_Instructions to follow_: Transcribe the entries below exactly; leave every image out.

───── Exercise input

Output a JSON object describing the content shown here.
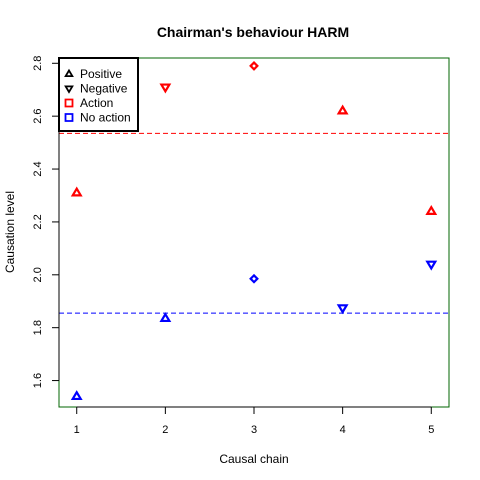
{
  "chart_data": {
    "type": "scatter",
    "title": "Chairman's behaviour HARM",
    "xlabel": "Causal chain",
    "ylabel": "Causation level",
    "xlim": [
      0.8,
      5.2
    ],
    "ylim": [
      1.5,
      2.82
    ],
    "x_ticks": [
      "1",
      "2",
      "3",
      "4",
      "5"
    ],
    "y_ticks": [
      "1.6",
      "1.8",
      "2.0",
      "2.2",
      "2.4",
      "2.6",
      "2.8"
    ],
    "grid": false,
    "frame_color": "#006400",
    "legend": {
      "placement": "top-left",
      "entries": [
        {
          "label": "Positive",
          "symbol": "triangle-up",
          "color": "#000000"
        },
        {
          "label": "Negative",
          "symbol": "triangle-down",
          "color": "#000000"
        },
        {
          "label": "Action",
          "symbol": "square",
          "color": "#ff0000"
        },
        {
          "label": "No action",
          "symbol": "square",
          "color": "#0000ff"
        }
      ]
    },
    "series": [
      {
        "color": "#ff0000",
        "points": [
          {
            "x": 1,
            "y": 2.31,
            "shape": "triangle-up"
          },
          {
            "x": 2,
            "y": 2.71,
            "shape": "triangle-down"
          },
          {
            "x": 3,
            "y": 2.79,
            "shape": "diamond"
          },
          {
            "x": 4,
            "y": 2.62,
            "shape": "triangle-up"
          },
          {
            "x": 5,
            "y": 2.24,
            "shape": "triangle-up"
          }
        ],
        "reference_line": 2.535
      },
      {
        "color": "#0000ff",
        "points": [
          {
            "x": 1,
            "y": 1.54,
            "shape": "triangle-up"
          },
          {
            "x": 2,
            "y": 1.835,
            "shape": "triangle-up"
          },
          {
            "x": 3,
            "y": 1.985,
            "shape": "diamond"
          },
          {
            "x": 4,
            "y": 1.875,
            "shape": "triangle-down"
          },
          {
            "x": 5,
            "y": 2.04,
            "shape": "triangle-down"
          }
        ],
        "reference_line": 1.855
      }
    ]
  }
}
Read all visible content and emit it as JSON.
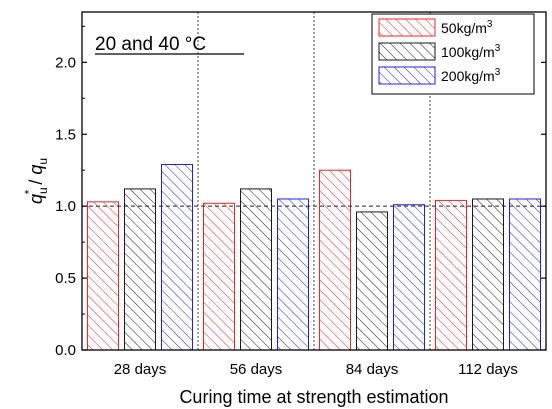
{
  "chart_data": {
    "type": "bar",
    "title": "20 and 40 °C",
    "xlabel": "Curing time at strength estimation",
    "ylabel": "qu* / qu",
    "ylabel_parts": {
      "base": "q",
      "sub": "u",
      "sup": "*",
      "slash": " / "
    },
    "ylim": [
      0,
      2.35
    ],
    "yticks": [
      "0.0",
      "0.5",
      "1.0",
      "1.5",
      "2.0"
    ],
    "reference_line": 1.0,
    "categories": [
      "28 days",
      "56 days",
      "84 days",
      "112 days"
    ],
    "series": [
      {
        "name": "50kg/m3",
        "name_base": "50kg/m",
        "name_sup": "3",
        "color": "#e8282b",
        "values": [
          1.03,
          1.02,
          1.25,
          1.04
        ]
      },
      {
        "name": "100kg/m3",
        "name_base": "100kg/m",
        "name_sup": "3",
        "color": "#1a1a1a",
        "values": [
          1.12,
          1.12,
          0.96,
          1.05
        ]
      },
      {
        "name": "200kg/m3",
        "name_base": "200kg/m",
        "name_sup": "3",
        "color": "#2020e0",
        "values": [
          1.29,
          1.05,
          1.01,
          1.05
        ]
      }
    ],
    "legend_position": "top-right",
    "grid": "vertical dotted separators between categories"
  }
}
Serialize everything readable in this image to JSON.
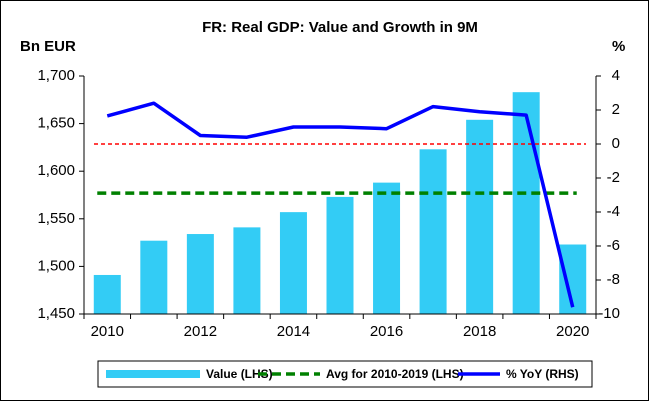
{
  "chart_data": {
    "type": "bar",
    "title": "FR: Real GDP: Value and Growth in 9M",
    "y_label": "Bn EUR",
    "y2_label": "%",
    "categories": [
      "2010",
      null,
      "2012",
      null,
      "2014",
      null,
      "2016",
      null,
      "2018",
      null,
      "2020"
    ],
    "series": [
      {
        "name": "Value (LHS)",
        "type": "bar",
        "color": "#33ccf5",
        "values": [
          1491,
          1527,
          1534,
          1541,
          1557,
          1573,
          1588,
          1623,
          1654,
          1683,
          1523
        ]
      },
      {
        "name": "Avg for 2010-2019 (LHS)",
        "type": "hline",
        "color": "#008000",
        "value": 1577
      },
      {
        "name": "% YoY (RHS)",
        "type": "line",
        "color": "#0000ff",
        "axis": "y2",
        "values": [
          1.65,
          2.4,
          0.5,
          0.4,
          1.0,
          1.0,
          0.9,
          2.2,
          1.9,
          1.7,
          -9.6
        ]
      }
    ],
    "reference_line": {
      "value": 0,
      "axis": "y2",
      "color": "#ff0000"
    },
    "ylim": [
      1450,
      1700
    ],
    "yticks": [
      {
        "value": 1450,
        "label": "1,450"
      },
      {
        "value": 1500,
        "label": "1,500"
      },
      {
        "value": 1550,
        "label": "1,550"
      },
      {
        "value": 1600,
        "label": "1,600"
      },
      {
        "value": 1650,
        "label": "1,650"
      },
      {
        "value": 1700,
        "label": "1,700"
      }
    ],
    "y2lim": [
      -10,
      4
    ],
    "y2ticks": [
      -10,
      -8,
      -6,
      -4,
      -2,
      0,
      2,
      4
    ],
    "grid": false,
    "legend": "bottom"
  }
}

──────────

_Solved exercise_:
Output a JSON object describing the content shown here.
{
  "chart_data": {
    "type": "scatter",
    "title": "Chairman's behaviour HARM",
    "xlabel": "Causal chain",
    "ylabel": "Causation level",
    "xlim": [
      0.8,
      5.2
    ],
    "ylim": [
      1.5,
      2.82
    ],
    "x_ticks": [
      "1",
      "2",
      "3",
      "4",
      "5"
    ],
    "y_ticks": [
      "1.6",
      "1.8",
      "2.0",
      "2.2",
      "2.4",
      "2.6",
      "2.8"
    ],
    "grid": false,
    "frame_color": "#006400",
    "legend": {
      "placement": "top-left",
      "entries": [
        {
          "label": "Positive",
          "symbol": "triangle-up",
          "color": "#000000"
        },
        {
          "label": "Negative",
          "symbol": "triangle-down",
          "color": "#000000"
        },
        {
          "label": "Action",
          "symbol": "square",
          "color": "#ff0000"
        },
        {
          "label": "No action",
          "symbol": "square",
          "color": "#0000ff"
        }
      ]
    },
    "series": [
      {
        "color": "#ff0000",
        "points": [
          {
            "x": 1,
            "y": 2.31,
            "shape": "triangle-up"
          },
          {
            "x": 2,
            "y": 2.71,
            "shape": "triangle-down"
          },
          {
            "x": 3,
            "y": 2.79,
            "shape": "diamond"
          },
          {
            "x": 4,
            "y": 2.62,
            "shape": "triangle-up"
          },
          {
            "x": 5,
            "y": 2.24,
            "shape": "triangle-up"
          }
        ],
        "reference_line": 2.535
      },
      {
        "color": "#0000ff",
        "points": [
          {
            "x": 1,
            "y": 1.54,
            "shape": "triangle-up"
          },
          {
            "x": 2,
            "y": 1.835,
            "shape": "triangle-up"
          },
          {
            "x": 3,
            "y": 1.985,
            "shape": "diamond"
          },
          {
            "x": 4,
            "y": 1.875,
            "shape": "triangle-down"
          },
          {
            "x": 5,
            "y": 2.04,
            "shape": "triangle-down"
          }
        ],
        "reference_line": 1.855
      }
    ]
  }
}
Read all visible content and emit it as JSON.
{
  "chart_data": {
    "type": "bar",
    "title": "20 and 40 °C",
    "xlabel": "Curing time at strength estimation",
    "ylabel": "qu* / qu",
    "ylabel_parts": {
      "base": "q",
      "sub": "u",
      "sup": "*",
      "slash": " / "
    },
    "ylim": [
      0,
      2.35
    ],
    "yticks": [
      "0.0",
      "0.5",
      "1.0",
      "1.5",
      "2.0"
    ],
    "reference_line": 1.0,
    "categories": [
      "28 days",
      "56 days",
      "84 days",
      "112 days"
    ],
    "series": [
      {
        "name": "50kg/m3",
        "name_base": "50kg/m",
        "name_sup": "3",
        "color": "#e8282b",
        "values": [
          1.03,
          1.02,
          1.25,
          1.04
        ]
      },
      {
        "name": "100kg/m3",
        "name_base": "100kg/m",
        "name_sup": "3",
        "color": "#1a1a1a",
        "values": [
          1.12,
          1.12,
          0.96,
          1.05
        ]
      },
      {
        "name": "200kg/m3",
        "name_base": "200kg/m",
        "name_sup": "3",
        "color": "#2020e0",
        "values": [
          1.29,
          1.05,
          1.01,
          1.05
        ]
      }
    ],
    "legend_position": "top-right",
    "grid": "vertical dotted separators between categories"
  }
}
Serialize everything readable in this image to JSON.
{
  "chart_data": {
    "type": "bar",
    "title": "FR: Real GDP: Value and Growth in 9M",
    "y_label": "Bn EUR",
    "y2_label": "%",
    "categories": [
      "2010",
      null,
      "2012",
      null,
      "2014",
      null,
      "2016",
      null,
      "2018",
      null,
      "2020"
    ],
    "series": [
      {
        "name": "Value (LHS)",
        "type": "bar",
        "color": "#33ccf5",
        "values": [
          1491,
          1527,
          1534,
          1541,
          1557,
          1573,
          1588,
          1623,
          1654,
          1683,
          1523
        ]
      },
      {
        "name": "Avg for 2010-2019 (LHS)",
        "type": "hline",
        "color": "#008000",
        "value": 1577
      },
      {
        "name": "% YoY (RHS)",
        "type": "line",
        "color": "#0000ff",
        "axis": "y2",
        "values": [
          1.65,
          2.4,
          0.5,
          0.4,
          1.0,
          1.0,
          0.9,
          2.2,
          1.9,
          1.7,
          -9.6
        ]
      }
    ],
    "reference_line": {
      "value": 0,
      "axis": "y2",
      "color": "#ff0000"
    },
    "ylim": [
      1450,
      1700
    ],
    "yticks": [
      {
        "value": 1450,
        "label": "1,450"
      },
      {
        "value": 1500,
        "label": "1,500"
      },
      {
        "value": 1550,
        "label": "1,550"
      },
      {
        "value": 1600,
        "label": "1,600"
      },
      {
        "value": 1650,
        "label": "1,650"
      },
      {
        "value": 1700,
        "label": "1,700"
      }
    ],
    "y2lim": [
      -10,
      4
    ],
    "y2ticks": [
      -10,
      -8,
      -6,
      -4,
      -2,
      0,
      2,
      4
    ],
    "grid": false,
    "legend": "bottom"
  }
}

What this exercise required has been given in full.